List each line of the data that holds the word "verificare".

[Data records]
┄┄┄┄┄┄┄┄┄┄

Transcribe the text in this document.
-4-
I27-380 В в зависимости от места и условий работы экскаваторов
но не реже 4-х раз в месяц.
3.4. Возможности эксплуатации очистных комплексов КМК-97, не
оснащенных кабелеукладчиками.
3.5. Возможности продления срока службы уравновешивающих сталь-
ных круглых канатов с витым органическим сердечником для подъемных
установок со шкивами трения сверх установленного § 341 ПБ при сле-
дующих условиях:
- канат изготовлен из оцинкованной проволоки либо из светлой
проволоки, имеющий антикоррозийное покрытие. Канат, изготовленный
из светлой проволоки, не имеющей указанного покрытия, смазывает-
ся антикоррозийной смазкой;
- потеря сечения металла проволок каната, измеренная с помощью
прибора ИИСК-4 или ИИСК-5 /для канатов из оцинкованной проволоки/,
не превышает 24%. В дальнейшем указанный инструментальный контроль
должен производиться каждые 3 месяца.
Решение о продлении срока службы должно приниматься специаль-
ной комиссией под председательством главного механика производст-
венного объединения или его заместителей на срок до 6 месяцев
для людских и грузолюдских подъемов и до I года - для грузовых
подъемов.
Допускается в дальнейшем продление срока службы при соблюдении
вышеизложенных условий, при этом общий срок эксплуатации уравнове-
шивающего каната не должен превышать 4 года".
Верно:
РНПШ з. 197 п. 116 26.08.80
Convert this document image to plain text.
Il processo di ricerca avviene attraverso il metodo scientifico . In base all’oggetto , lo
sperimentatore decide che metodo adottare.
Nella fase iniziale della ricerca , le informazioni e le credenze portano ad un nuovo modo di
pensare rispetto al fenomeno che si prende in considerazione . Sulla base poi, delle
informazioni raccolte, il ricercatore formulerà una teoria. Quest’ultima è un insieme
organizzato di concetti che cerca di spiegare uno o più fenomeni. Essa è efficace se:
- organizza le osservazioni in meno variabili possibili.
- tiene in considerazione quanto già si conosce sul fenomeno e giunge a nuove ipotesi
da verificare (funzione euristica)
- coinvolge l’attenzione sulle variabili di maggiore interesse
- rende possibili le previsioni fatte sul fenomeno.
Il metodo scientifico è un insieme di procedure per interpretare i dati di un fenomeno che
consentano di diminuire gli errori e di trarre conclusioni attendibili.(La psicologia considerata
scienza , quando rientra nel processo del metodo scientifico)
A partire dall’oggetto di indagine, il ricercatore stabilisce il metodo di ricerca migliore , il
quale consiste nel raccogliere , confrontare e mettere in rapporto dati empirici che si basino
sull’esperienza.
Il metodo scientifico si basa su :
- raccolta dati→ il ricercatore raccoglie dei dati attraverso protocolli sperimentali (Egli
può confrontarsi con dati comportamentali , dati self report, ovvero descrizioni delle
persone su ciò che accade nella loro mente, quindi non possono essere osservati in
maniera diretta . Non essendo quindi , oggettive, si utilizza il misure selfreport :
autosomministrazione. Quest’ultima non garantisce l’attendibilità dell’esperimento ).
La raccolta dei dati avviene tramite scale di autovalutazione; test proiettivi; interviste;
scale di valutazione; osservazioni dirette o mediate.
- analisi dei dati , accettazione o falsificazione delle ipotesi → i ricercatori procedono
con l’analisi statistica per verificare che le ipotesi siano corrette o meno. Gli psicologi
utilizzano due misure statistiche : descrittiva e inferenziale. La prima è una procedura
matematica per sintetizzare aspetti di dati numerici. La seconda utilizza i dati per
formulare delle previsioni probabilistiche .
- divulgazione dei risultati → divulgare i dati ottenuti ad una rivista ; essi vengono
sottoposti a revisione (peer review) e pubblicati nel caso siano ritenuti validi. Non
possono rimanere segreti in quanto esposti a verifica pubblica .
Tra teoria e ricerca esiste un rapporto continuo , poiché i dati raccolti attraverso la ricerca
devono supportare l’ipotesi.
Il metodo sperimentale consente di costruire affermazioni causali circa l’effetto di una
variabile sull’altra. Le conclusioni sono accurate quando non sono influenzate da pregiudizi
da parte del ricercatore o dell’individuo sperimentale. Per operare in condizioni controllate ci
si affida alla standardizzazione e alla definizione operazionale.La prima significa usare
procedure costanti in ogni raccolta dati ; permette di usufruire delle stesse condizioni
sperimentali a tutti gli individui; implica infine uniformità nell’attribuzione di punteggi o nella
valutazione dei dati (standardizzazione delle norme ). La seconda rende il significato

┄┄┄┄┄┄┄┄┄┄

[RESPONSE TO THIS EXERCISE]:
da verificare (funzione euristica)
con l’analisi statistica per verificare che le ipotesi siano corrette o meno. Gli psicologi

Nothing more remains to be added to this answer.